**Job**
All of the material below is to be restated word for word, apart from the pictures.

— Start Given records —

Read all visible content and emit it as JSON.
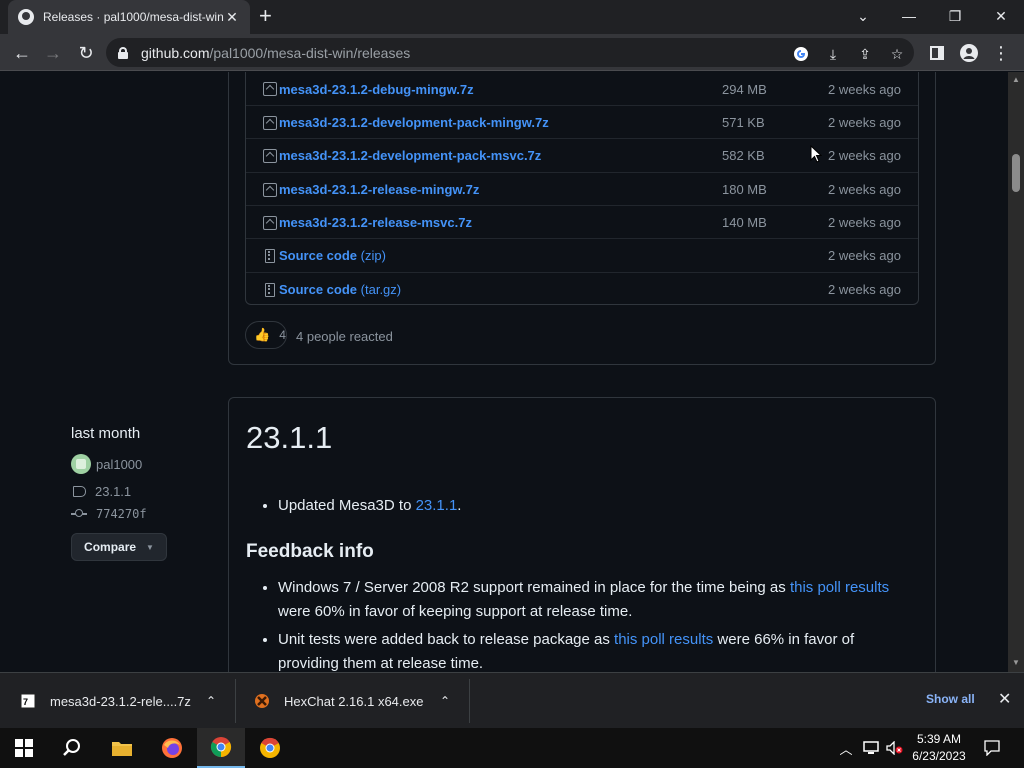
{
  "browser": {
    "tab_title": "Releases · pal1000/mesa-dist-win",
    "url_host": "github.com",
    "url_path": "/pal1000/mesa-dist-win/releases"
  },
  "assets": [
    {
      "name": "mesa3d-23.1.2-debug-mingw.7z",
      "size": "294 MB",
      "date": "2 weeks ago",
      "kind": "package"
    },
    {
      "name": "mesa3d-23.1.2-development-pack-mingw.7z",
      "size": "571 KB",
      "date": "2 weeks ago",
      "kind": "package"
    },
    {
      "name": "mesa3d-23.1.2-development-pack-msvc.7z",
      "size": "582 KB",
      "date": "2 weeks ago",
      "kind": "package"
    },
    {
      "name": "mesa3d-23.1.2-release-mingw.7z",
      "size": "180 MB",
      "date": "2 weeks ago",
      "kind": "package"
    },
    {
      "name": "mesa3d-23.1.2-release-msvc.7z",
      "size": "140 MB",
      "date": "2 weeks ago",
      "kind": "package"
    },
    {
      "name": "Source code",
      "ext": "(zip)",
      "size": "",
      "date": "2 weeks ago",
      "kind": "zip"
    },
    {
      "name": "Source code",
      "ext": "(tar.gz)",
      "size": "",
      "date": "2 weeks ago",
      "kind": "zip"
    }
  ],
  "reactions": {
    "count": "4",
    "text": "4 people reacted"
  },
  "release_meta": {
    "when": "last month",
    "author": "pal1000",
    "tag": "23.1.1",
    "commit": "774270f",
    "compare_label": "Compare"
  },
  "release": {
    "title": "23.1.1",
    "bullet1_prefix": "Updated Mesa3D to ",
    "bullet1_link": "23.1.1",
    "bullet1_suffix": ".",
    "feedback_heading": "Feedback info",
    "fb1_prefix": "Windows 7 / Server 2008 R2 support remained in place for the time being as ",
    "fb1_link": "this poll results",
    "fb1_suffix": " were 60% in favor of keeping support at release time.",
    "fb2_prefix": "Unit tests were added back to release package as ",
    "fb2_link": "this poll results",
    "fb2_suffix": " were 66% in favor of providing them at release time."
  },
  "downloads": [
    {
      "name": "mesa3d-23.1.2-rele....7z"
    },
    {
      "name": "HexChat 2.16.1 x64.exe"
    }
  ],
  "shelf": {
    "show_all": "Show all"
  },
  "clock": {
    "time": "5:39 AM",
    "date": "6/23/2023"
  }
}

— End Given records —

**Response below**
Read all visible content and emit it as JSON.
{
  "browser": {
    "tab_title": "Releases · pal1000/mesa-dist-win",
    "url_host": "github.com",
    "url_path": "/pal1000/mesa-dist-win/releases"
  },
  "assets": [
    {
      "name": "mesa3d-23.1.2-debug-mingw.7z",
      "size": "294 MB",
      "date": "2 weeks ago",
      "kind": "package"
    },
    {
      "name": "mesa3d-23.1.2-development-pack-mingw.7z",
      "size": "571 KB",
      "date": "2 weeks ago",
      "kind": "package"
    },
    {
      "name": "mesa3d-23.1.2-development-pack-msvc.7z",
      "size": "582 KB",
      "date": "2 weeks ago",
      "kind": "package"
    },
    {
      "name": "mesa3d-23.1.2-release-mingw.7z",
      "size": "180 MB",
      "date": "2 weeks ago",
      "kind": "package"
    },
    {
      "name": "mesa3d-23.1.2-release-msvc.7z",
      "size": "140 MB",
      "date": "2 weeks ago",
      "kind": "package"
    },
    {
      "name": "Source code",
      "ext": "(zip)",
      "size": "",
      "date": "2 weeks ago",
      "kind": "zip"
    },
    {
      "name": "Source code",
      "ext": "(tar.gz)",
      "size": "",
      "date": "2 weeks ago",
      "kind": "zip"
    }
  ],
  "reactions": {
    "count": "4",
    "text": "4 people reacted"
  },
  "release_meta": {
    "when": "last month",
    "author": "pal1000",
    "tag": "23.1.1",
    "commit": "774270f",
    "compare_label": "Compare"
  },
  "release": {
    "title": "23.1.1",
    "bullet1_prefix": "Updated Mesa3D to ",
    "bullet1_link": "23.1.1",
    "bullet1_suffix": ".",
    "feedback_heading": "Feedback info",
    "fb1_prefix": "Windows 7 / Server 2008 R2 support remained in place for the time being as ",
    "fb1_link": "this poll results",
    "fb1_suffix": " were 60% in favor of keeping support at release time.",
    "fb2_prefix": "Unit tests were added back to release package as ",
    "fb2_link": "this poll results",
    "fb2_suffix": " were 66% in favor of providing them at release time."
  },
  "downloads": [
    {
      "name": "mesa3d-23.1.2-rele....7z"
    },
    {
      "name": "HexChat 2.16.1 x64.exe"
    }
  ],
  "shelf": {
    "show_all": "Show all"
  },
  "clock": {
    "time": "5:39 AM",
    "date": "6/23/2023"
  }
}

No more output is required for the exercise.